Stated problem — Without including the pictures, copy out every line below.
============
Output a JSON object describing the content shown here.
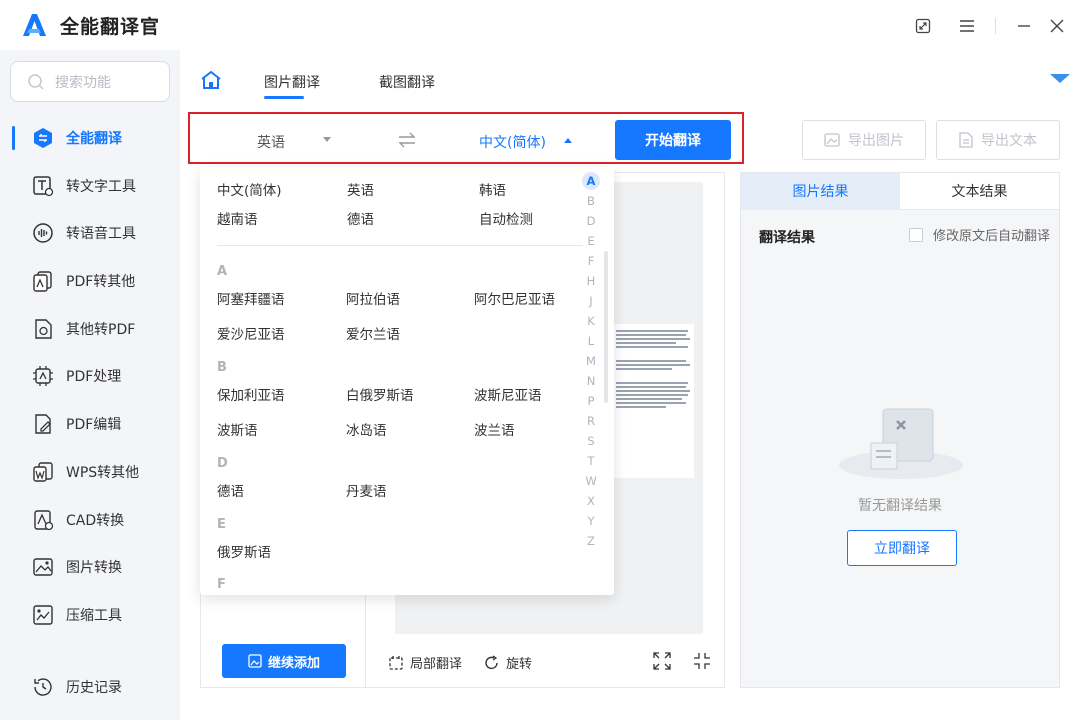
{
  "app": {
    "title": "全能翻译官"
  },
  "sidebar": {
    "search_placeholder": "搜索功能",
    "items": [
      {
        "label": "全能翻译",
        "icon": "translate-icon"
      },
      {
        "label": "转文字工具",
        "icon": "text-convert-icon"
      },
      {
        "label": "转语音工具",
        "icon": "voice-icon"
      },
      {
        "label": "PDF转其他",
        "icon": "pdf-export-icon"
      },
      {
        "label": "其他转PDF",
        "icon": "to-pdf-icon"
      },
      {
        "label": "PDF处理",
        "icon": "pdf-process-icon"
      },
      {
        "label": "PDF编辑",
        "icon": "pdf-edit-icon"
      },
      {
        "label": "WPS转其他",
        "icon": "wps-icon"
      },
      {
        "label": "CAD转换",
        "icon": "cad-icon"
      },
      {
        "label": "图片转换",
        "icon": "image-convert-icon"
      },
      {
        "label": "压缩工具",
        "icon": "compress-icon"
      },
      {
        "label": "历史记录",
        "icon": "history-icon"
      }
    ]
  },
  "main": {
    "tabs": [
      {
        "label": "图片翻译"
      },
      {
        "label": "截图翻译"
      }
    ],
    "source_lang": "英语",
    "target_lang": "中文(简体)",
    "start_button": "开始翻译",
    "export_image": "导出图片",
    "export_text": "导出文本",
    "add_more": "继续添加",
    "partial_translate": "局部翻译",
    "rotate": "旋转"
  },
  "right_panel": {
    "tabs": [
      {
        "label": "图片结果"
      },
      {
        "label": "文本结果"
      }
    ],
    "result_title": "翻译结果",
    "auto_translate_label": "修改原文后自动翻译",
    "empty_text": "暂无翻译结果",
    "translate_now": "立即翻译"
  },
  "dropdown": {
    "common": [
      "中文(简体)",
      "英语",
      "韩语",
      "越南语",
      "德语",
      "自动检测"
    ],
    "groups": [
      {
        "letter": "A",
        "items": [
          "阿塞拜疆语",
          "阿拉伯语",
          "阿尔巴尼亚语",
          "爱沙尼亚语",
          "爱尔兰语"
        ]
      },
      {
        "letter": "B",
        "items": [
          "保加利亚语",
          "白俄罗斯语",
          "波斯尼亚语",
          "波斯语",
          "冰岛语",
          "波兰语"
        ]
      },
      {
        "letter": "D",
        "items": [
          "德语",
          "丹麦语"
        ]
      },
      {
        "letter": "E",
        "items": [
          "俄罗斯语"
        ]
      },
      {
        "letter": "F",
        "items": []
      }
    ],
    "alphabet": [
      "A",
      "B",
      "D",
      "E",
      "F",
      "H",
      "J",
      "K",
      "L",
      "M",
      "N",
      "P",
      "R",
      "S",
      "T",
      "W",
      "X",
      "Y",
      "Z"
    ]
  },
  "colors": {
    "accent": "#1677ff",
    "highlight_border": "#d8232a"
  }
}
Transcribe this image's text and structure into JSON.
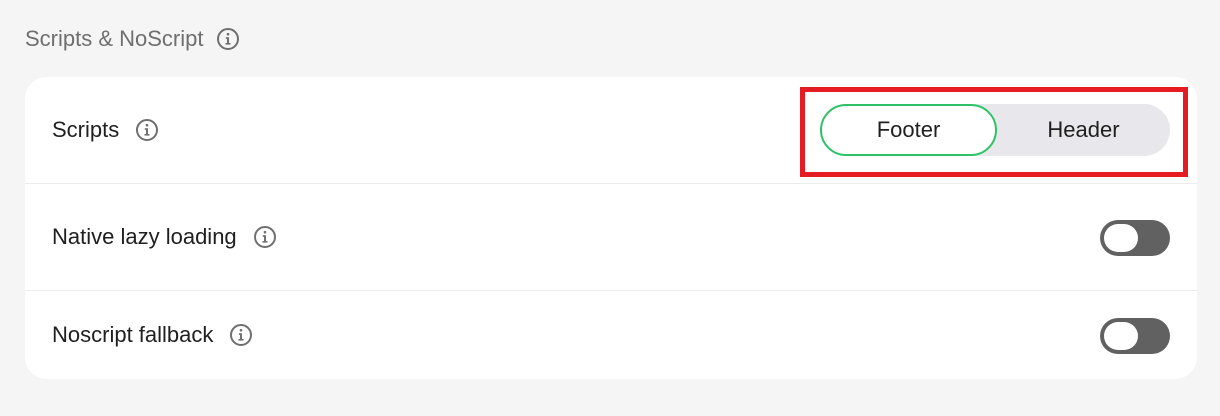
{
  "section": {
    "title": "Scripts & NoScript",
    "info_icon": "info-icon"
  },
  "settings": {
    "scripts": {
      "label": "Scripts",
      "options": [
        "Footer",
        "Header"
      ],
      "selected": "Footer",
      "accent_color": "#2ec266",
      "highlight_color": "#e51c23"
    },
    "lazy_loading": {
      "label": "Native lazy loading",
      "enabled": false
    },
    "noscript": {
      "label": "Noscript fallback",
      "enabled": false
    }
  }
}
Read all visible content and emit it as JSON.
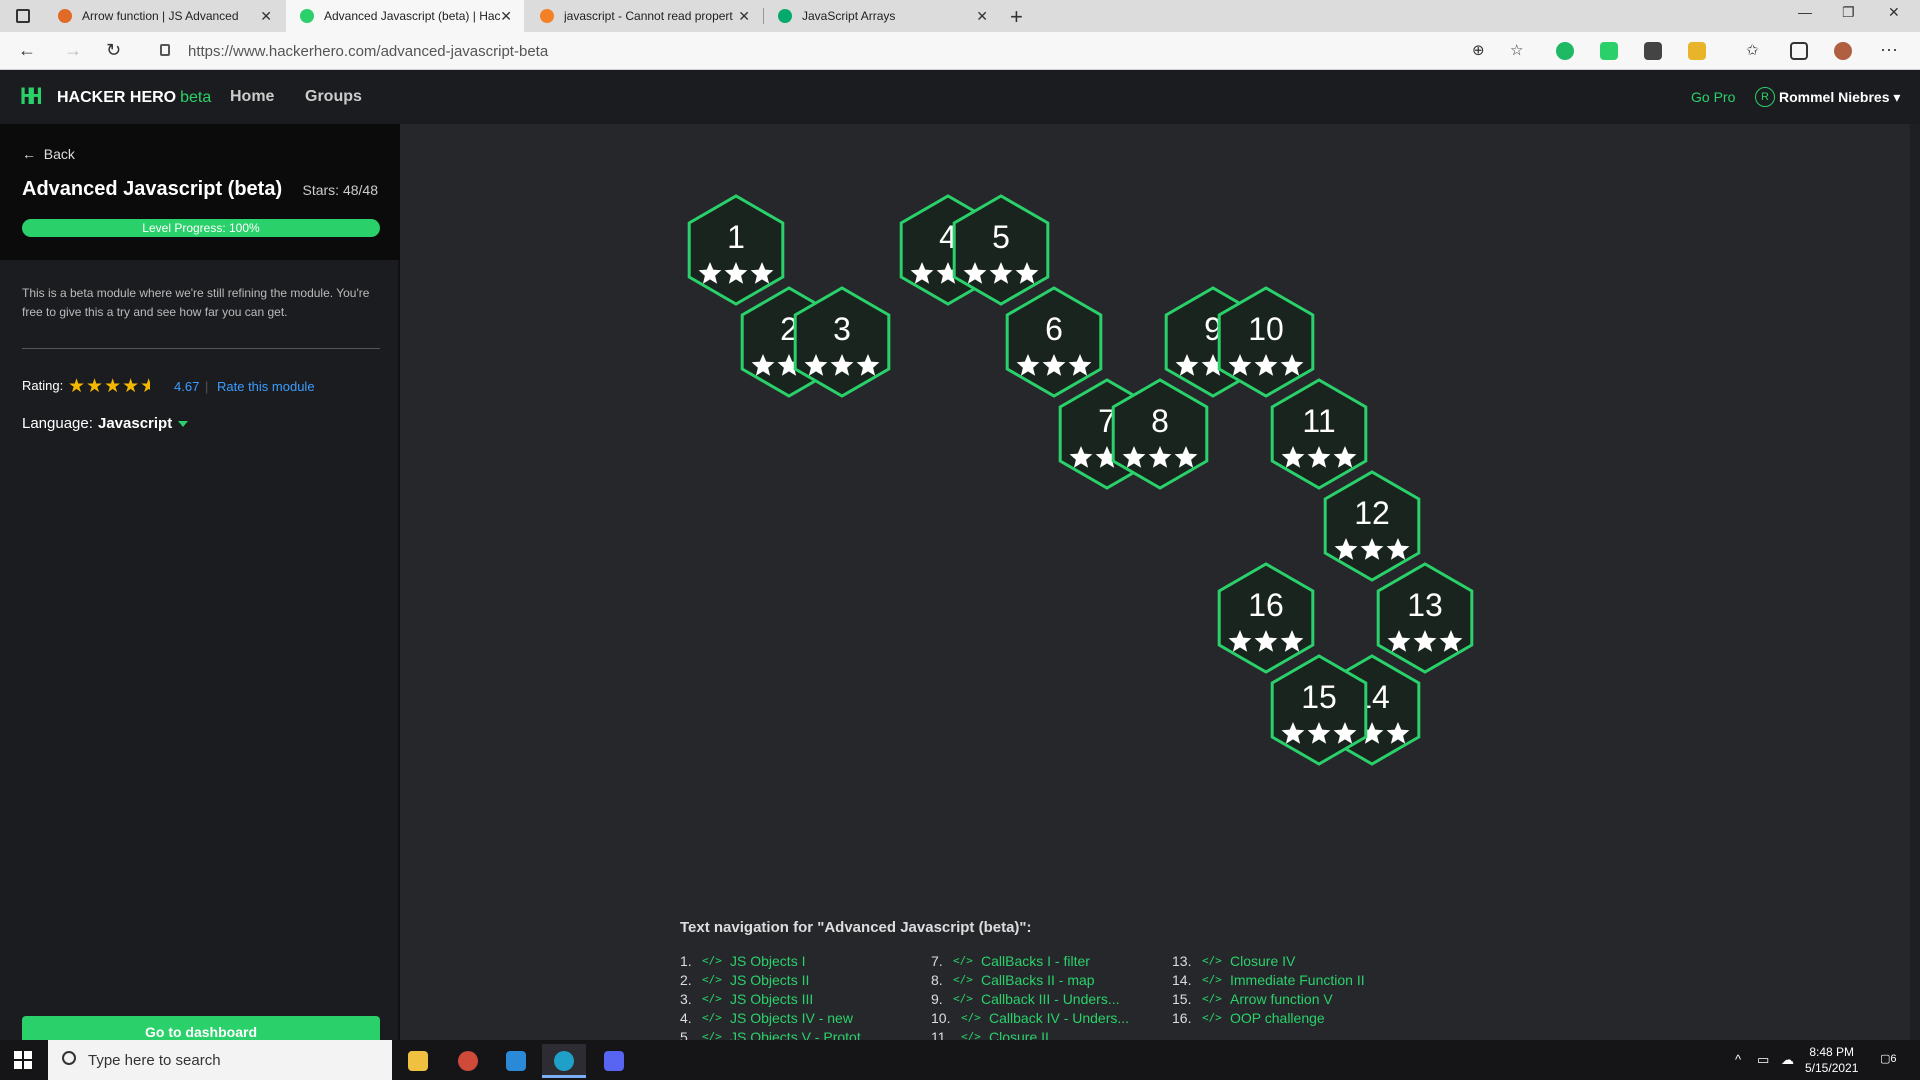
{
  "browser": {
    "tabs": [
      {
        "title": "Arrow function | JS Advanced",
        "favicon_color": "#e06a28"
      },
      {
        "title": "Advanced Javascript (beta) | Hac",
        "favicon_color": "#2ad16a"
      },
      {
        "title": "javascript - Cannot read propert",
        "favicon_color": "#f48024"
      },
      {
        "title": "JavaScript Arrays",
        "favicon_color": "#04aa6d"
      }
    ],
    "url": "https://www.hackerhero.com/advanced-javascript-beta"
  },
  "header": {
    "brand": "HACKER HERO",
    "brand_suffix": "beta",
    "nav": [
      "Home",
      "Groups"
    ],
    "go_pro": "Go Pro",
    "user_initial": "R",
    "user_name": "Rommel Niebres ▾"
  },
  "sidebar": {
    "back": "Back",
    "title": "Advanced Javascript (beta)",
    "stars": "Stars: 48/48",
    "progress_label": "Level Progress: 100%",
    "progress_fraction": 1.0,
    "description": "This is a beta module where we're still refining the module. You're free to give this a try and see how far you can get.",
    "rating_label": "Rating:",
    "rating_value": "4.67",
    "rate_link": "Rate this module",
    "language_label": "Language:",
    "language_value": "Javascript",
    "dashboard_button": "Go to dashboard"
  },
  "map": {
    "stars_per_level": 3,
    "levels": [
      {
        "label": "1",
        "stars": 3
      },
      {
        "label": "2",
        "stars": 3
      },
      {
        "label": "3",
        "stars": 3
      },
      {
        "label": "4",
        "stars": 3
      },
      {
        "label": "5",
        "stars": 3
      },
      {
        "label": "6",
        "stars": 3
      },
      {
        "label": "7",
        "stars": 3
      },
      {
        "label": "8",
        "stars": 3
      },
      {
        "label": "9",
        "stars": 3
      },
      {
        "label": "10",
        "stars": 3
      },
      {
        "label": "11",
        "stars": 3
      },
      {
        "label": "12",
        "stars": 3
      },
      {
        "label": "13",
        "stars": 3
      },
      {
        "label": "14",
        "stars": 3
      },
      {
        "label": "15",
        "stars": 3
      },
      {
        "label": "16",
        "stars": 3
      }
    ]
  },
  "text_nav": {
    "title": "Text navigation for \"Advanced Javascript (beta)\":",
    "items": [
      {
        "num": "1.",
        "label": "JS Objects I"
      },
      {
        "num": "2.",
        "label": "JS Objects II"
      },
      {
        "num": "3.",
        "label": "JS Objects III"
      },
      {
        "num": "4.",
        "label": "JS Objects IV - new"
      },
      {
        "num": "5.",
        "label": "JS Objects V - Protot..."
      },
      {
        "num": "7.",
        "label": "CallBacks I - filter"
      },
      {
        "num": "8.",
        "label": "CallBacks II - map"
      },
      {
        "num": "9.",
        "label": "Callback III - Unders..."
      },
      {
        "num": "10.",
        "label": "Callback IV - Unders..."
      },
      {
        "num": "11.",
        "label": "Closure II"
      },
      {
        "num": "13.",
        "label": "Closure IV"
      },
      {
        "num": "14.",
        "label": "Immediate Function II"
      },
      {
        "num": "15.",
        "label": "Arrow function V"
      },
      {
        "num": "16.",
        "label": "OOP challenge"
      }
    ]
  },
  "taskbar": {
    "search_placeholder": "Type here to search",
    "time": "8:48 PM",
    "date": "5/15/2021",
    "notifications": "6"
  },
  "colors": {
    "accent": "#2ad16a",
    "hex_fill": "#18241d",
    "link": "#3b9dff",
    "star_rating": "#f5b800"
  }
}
============
Response to the task —
Output a JSON object describing the content shown here.
{
  "app": {
    "title": "全能翻译官"
  },
  "sidebar": {
    "search_placeholder": "搜索功能",
    "items": [
      {
        "label": "全能翻译",
        "icon": "translate-icon"
      },
      {
        "label": "转文字工具",
        "icon": "text-convert-icon"
      },
      {
        "label": "转语音工具",
        "icon": "voice-icon"
      },
      {
        "label": "PDF转其他",
        "icon": "pdf-export-icon"
      },
      {
        "label": "其他转PDF",
        "icon": "to-pdf-icon"
      },
      {
        "label": "PDF处理",
        "icon": "pdf-process-icon"
      },
      {
        "label": "PDF编辑",
        "icon": "pdf-edit-icon"
      },
      {
        "label": "WPS转其他",
        "icon": "wps-icon"
      },
      {
        "label": "CAD转换",
        "icon": "cad-icon"
      },
      {
        "label": "图片转换",
        "icon": "image-convert-icon"
      },
      {
        "label": "压缩工具",
        "icon": "compress-icon"
      },
      {
        "label": "历史记录",
        "icon": "history-icon"
      }
    ]
  },
  "main": {
    "tabs": [
      {
        "label": "图片翻译"
      },
      {
        "label": "截图翻译"
      }
    ],
    "source_lang": "英语",
    "target_lang": "中文(简体)",
    "start_button": "开始翻译",
    "export_image": "导出图片",
    "export_text": "导出文本",
    "add_more": "继续添加",
    "partial_translate": "局部翻译",
    "rotate": "旋转"
  },
  "right_panel": {
    "tabs": [
      {
        "label": "图片结果"
      },
      {
        "label": "文本结果"
      }
    ],
    "result_title": "翻译结果",
    "auto_translate_label": "修改原文后自动翻译",
    "empty_text": "暂无翻译结果",
    "translate_now": "立即翻译"
  },
  "dropdown": {
    "common": [
      "中文(简体)",
      "英语",
      "韩语",
      "越南语",
      "德语",
      "自动检测"
    ],
    "groups": [
      {
        "letter": "A",
        "items": [
          "阿塞拜疆语",
          "阿拉伯语",
          "阿尔巴尼亚语",
          "爱沙尼亚语",
          "爱尔兰语"
        ]
      },
      {
        "letter": "B",
        "items": [
          "保加利亚语",
          "白俄罗斯语",
          "波斯尼亚语",
          "波斯语",
          "冰岛语",
          "波兰语"
        ]
      },
      {
        "letter": "D",
        "items": [
          "德语",
          "丹麦语"
        ]
      },
      {
        "letter": "E",
        "items": [
          "俄罗斯语"
        ]
      },
      {
        "letter": "F",
        "items": []
      }
    ],
    "alphabet": [
      "A",
      "B",
      "D",
      "E",
      "F",
      "H",
      "J",
      "K",
      "L",
      "M",
      "N",
      "P",
      "R",
      "S",
      "T",
      "W",
      "X",
      "Y",
      "Z"
    ]
  },
  "colors": {
    "accent": "#1677ff",
    "highlight_border": "#d8232a"
  }
}
Transcribe this image's text and structure into JSON.
{
  "section": {
    "title": "Scripts & NoScript",
    "info_icon": "info-icon"
  },
  "settings": {
    "scripts": {
      "label": "Scripts",
      "options": [
        "Footer",
        "Header"
      ],
      "selected": "Footer",
      "accent_color": "#2ec266",
      "highlight_color": "#e51c23"
    },
    "lazy_loading": {
      "label": "Native lazy loading",
      "enabled": false
    },
    "noscript": {
      "label": "Noscript fallback",
      "enabled": false
    }
  }
}
Read all visible content and emit it as JSON.
{
  "browser": {
    "tabs": [
      {
        "title": "Arrow function | JS Advanced",
        "favicon_color": "#e06a28"
      },
      {
        "title": "Advanced Javascript (beta) | Hac",
        "favicon_color": "#2ad16a"
      },
      {
        "title": "javascript - Cannot read propert",
        "favicon_color": "#f48024"
      },
      {
        "title": "JavaScript Arrays",
        "favicon_color": "#04aa6d"
      }
    ],
    "url": "https://www.hackerhero.com/advanced-javascript-beta"
  },
  "header": {
    "brand": "HACKER HERO",
    "brand_suffix": "beta",
    "nav": [
      "Home",
      "Groups"
    ],
    "go_pro": "Go Pro",
    "user_initial": "R",
    "user_name": "Rommel Niebres ▾"
  },
  "sidebar": {
    "back": "Back",
    "title": "Advanced Javascript (beta)",
    "stars": "Stars: 48/48",
    "progress_label": "Level Progress: 100%",
    "progress_fraction": 1.0,
    "description": "This is a beta module where we're still refining the module. You're free to give this a try and see how far you can get.",
    "rating_label": "Rating:",
    "rating_value": "4.67",
    "rate_link": "Rate this module",
    "language_label": "Language:",
    "language_value": "Javascript",
    "dashboard_button": "Go to dashboard"
  },
  "map": {
    "stars_per_level": 3,
    "levels": [
      {
        "label": "1",
        "stars": 3
      },
      {
        "label": "2",
        "stars": 3
      },
      {
        "label": "3",
        "stars": 3
      },
      {
        "label": "4",
        "stars": 3
      },
      {
        "label": "5",
        "stars": 3
      },
      {
        "label": "6",
        "stars": 3
      },
      {
        "label": "7",
        "stars": 3
      },
      {
        "label": "8",
        "stars": 3
      },
      {
        "label": "9",
        "stars": 3
      },
      {
        "label": "10",
        "stars": 3
      },
      {
        "label": "11",
        "stars": 3
      },
      {
        "label": "12",
        "stars": 3
      },
      {
        "label": "13",
        "stars": 3
      },
      {
        "label": "14",
        "stars": 3
      },
      {
        "label": "15",
        "stars": 3
      },
      {
        "label": "16",
        "stars": 3
      }
    ]
  },
  "text_nav": {
    "title": "Text navigation for \"Advanced Javascript (beta)\":",
    "items": [
      {
        "num": "1.",
        "label": "JS Objects I"
      },
      {
        "num": "2.",
        "label": "JS Objects II"
      },
      {
        "num": "3.",
        "label": "JS Objects III"
      },
      {
        "num": "4.",
        "label": "JS Objects IV - new"
      },
      {
        "num": "5.",
        "label": "JS Objects V - Protot..."
      },
      {
        "num": "7.",
        "label": "CallBacks I - filter"
      },
      {
        "num": "8.",
        "label": "CallBacks II - map"
      },
      {
        "num": "9.",
        "label": "Callback III - Unders..."
      },
      {
        "num": "10.",
        "label": "Callback IV - Unders..."
      },
      {
        "num": "11.",
        "label": "Closure II"
      },
      {
        "num": "13.",
        "label": "Closure IV"
      },
      {
        "num": "14.",
        "label": "Immediate Function II"
      },
      {
        "num": "15.",
        "label": "Arrow function V"
      },
      {
        "num": "16.",
        "label": "OOP challenge"
      }
    ]
  },
  "taskbar": {
    "search_placeholder": "Type here to search",
    "time": "8:48 PM",
    "date": "5/15/2021",
    "notifications": "6"
  },
  "colors": {
    "accent": "#2ad16a",
    "hex_fill": "#18241d",
    "link": "#3b9dff",
    "star_rating": "#f5b800"
  }
}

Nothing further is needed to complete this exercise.